### Task:
Repeat each entry in full, exactly.

Dataset items
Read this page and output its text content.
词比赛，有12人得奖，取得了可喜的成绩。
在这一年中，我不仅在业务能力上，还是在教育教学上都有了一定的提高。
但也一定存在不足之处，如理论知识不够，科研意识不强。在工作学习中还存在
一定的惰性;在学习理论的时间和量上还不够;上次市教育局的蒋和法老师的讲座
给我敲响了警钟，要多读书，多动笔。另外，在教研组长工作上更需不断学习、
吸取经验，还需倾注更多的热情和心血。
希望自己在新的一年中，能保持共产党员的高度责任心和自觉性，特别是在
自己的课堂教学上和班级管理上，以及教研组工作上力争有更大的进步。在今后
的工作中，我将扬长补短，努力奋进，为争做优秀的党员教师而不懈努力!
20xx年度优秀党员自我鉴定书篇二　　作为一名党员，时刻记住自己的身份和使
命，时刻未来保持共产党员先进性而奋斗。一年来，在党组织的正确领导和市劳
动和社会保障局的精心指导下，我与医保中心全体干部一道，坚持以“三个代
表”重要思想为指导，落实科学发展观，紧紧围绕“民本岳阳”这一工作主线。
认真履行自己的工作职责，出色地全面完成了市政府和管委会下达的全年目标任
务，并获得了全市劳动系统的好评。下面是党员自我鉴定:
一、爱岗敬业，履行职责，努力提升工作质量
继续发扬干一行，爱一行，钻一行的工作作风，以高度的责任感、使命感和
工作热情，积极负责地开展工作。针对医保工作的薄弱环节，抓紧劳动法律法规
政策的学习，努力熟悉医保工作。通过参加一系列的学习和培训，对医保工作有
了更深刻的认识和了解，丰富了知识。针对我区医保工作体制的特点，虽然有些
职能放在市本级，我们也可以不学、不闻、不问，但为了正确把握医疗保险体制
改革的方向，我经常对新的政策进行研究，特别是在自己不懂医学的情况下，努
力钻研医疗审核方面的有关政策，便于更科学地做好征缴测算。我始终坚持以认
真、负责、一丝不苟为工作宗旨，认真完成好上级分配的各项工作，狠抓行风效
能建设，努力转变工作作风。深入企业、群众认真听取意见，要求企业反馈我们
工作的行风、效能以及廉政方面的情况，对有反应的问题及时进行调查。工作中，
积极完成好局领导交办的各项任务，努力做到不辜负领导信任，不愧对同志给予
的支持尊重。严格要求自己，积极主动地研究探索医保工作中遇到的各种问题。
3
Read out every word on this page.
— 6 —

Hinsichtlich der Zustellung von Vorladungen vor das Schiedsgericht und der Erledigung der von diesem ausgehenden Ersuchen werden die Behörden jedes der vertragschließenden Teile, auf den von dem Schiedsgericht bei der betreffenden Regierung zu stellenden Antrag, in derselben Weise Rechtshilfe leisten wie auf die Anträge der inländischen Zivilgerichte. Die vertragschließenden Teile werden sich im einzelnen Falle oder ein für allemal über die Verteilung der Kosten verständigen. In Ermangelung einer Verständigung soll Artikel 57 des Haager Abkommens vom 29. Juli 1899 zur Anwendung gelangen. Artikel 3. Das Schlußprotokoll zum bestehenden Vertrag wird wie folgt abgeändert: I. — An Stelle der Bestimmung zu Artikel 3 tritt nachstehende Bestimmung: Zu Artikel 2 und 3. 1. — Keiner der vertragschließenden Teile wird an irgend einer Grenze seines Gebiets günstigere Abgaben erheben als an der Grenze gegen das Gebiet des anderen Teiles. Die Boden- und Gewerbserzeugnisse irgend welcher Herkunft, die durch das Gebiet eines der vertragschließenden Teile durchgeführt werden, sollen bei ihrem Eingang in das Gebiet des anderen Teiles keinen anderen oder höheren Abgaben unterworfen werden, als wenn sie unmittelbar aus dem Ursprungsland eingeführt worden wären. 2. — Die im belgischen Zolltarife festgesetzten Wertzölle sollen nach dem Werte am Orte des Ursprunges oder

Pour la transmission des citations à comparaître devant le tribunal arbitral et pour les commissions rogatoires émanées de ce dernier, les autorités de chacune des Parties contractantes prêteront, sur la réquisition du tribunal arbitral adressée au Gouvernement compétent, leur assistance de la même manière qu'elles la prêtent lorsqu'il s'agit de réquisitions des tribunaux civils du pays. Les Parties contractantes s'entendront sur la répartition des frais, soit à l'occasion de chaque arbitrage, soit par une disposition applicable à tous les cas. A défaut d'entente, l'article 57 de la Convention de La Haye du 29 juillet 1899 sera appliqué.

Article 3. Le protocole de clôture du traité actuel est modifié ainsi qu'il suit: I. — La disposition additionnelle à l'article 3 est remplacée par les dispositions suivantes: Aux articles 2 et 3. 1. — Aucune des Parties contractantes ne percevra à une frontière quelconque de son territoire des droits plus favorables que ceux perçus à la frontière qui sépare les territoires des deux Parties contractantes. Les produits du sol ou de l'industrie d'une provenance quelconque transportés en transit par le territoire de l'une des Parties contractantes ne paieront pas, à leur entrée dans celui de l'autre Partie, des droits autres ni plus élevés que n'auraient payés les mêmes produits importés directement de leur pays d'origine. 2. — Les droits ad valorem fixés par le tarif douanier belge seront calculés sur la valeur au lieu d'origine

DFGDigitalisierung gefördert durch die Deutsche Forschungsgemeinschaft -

### Full output:
Read this page and output its text content.
词比赛，有12人得奖，取得了可喜的成绩。
在这一年中，我不仅在业务能力上，还是在教育教学上都有了一定的提高。
但也一定存在不足之处，如理论知识不够，科研意识不强。在工作学习中还存在
一定的惰性;在学习理论的时间和量上还不够;上次市教育局的蒋和法老师的讲座
给我敲响了警钟，要多读书，多动笔。另外，在教研组长工作上更需不断学习、
吸取经验，还需倾注更多的热情和心血。
希望自己在新的一年中，能保持共产党员的高度责任心和自觉性，特别是在
自己的课堂教学上和班级管理上，以及教研组工作上力争有更大的进步。在今后
的工作中，我将扬长补短，努力奋进，为争做优秀的党员教师而不懈努力!
20xx年度优秀党员自我鉴定书篇二　　作为一名党员，时刻记住自己的身份和使
命，时刻未来保持共产党员先进性而奋斗。一年来，在党组织的正确领导和市劳
动和社会保障局的精心指导下，我与医保中心全体干部一道，坚持以“三个代
表”重要思想为指导，落实科学发展观，紧紧围绕“民本岳阳”这一工作主线。
认真履行自己的工作职责，出色地全面完成了市政府和管委会下达的全年目标任
务，并获得了全市劳动系统的好评。下面是党员自我鉴定:
一、爱岗敬业，履行职责，努力提升工作质量
继续发扬干一行，爱一行，钻一行的工作作风，以高度的责任感、使命感和
工作热情，积极负责地开展工作。针对医保工作的薄弱环节，抓紧劳动法律法规
政策的学习，努力熟悉医保工作。通过参加一系列的学习和培训，对医保工作有
了更深刻的认识和了解，丰富了知识。针对我区医保工作体制的特点，虽然有些
职能放在市本级，我们也可以不学、不闻、不问，但为了正确把握医疗保险体制
改革的方向，我经常对新的政策进行研究，特别是在自己不懂医学的情况下，努
力钻研医疗审核方面的有关政策，便于更科学地做好征缴测算。我始终坚持以认
真、负责、一丝不苟为工作宗旨，认真完成好上级分配的各项工作，狠抓行风效
能建设，努力转变工作作风。深入企业、群众认真听取意见，要求企业反馈我们
工作的行风、效能以及廉政方面的情况，对有反应的问题及时进行调查。工作中，
积极完成好局领导交办的各项任务，努力做到不辜负领导信任，不愧对同志给予
的支持尊重。严格要求自己，积极主动地研究探索医保工作中遇到的各种问题。
3
Read out every word on this page.
— 6 —

Hinsichtlich der Zustellung von Vorladungen vor das Schiedsgericht und der Erledigung der von diesem ausgehenden Ersuchen werden die Behörden jedes der vertragschließenden Teile, auf den von dem Schiedsgericht bei der betreffenden Regierung zu stellenden Antrag, in derselben Weise Rechtshilfe leisten wie auf die Anträge der inländischen Zivilgerichte. Die vertragschließenden Teile werden sich im einzelnen Falle oder ein für allemal über die Verteilung der Kosten verständigen. In Ermangelung einer Verständigung soll Artikel 57 des Haager Abkommens vom 29. Juli 1899 zur Anwendung gelangen. Artikel 3. Das Schlußprotokoll zum bestehenden Vertrag wird wie folgt abgeändert: I. — An Stelle der Bestimmung zu Artikel 3 tritt nachstehende Bestimmung: Zu Artikel 2 und 3. 1. — Keiner der vertragschließenden Teile wird an irgend einer Grenze seines Gebiets günstigere Abgaben erheben als an der Grenze gegen das Gebiet des anderen Teiles. Die Boden- und Gewerbserzeugnisse irgend welcher Herkunft, die durch das Gebiet eines der vertragschließenden Teile durchgeführt werden, sollen bei ihrem Eingang in das Gebiet des anderen Teiles keinen anderen oder höheren Abgaben unterworfen werden, als wenn sie unmittelbar aus dem Ursprungsland eingeführt worden wären. 2. — Die im belgischen Zolltarife festgesetzten Wertzölle sollen nach dem Werte am Orte des Ursprunges oder

Pour la transmission des citations à comparaître devant le tribunal arbitral et pour les commissions rogatoires émanées de ce dernier, les autorités de chacune des Parties contractantes prêteront, sur la réquisition du tribunal arbitral adressée au Gouvernement compétent, leur assistance de la même manière qu'elles la prêtent lorsqu'il s'agit de réquisitions des tribunaux civils du pays. Les Parties contractantes s'entendront sur la répartition des frais, soit à l'occasion de chaque arbitrage, soit par une disposition applicable à tous les cas. A défaut d'entente, l'article 57 de la Convention de La Haye du 29 juillet 1899 sera appliqué.

Article 3. Le protocole de clôture du traité actuel est modifié ainsi qu'il suit: I. — La disposition additionnelle à l'article 3 est remplacée par les dispositions suivantes: Aux articles 2 et 3. 1. — Aucune des Parties contractantes ne percevra à une frontière quelconque de son territoire des droits plus favorables que ceux perçus à la frontière qui sépare les territoires des deux Parties contractantes. Les produits du sol ou de l'industrie d'une provenance quelconque transportés en transit par le territoire de l'une des Parties contractantes ne paieront pas, à leur entrée dans celui de l'autre Partie, des droits autres ni plus élevés que n'auraient payés les mêmes produits importés directement de leur pays d'origine. 2. — Les droits ad valorem fixés par le tarif douanier belge seront calculés sur la valeur au lieu d'origine

DFGDigitalisierung gefördert durch die Deutsche Forschungsgemeinschaft -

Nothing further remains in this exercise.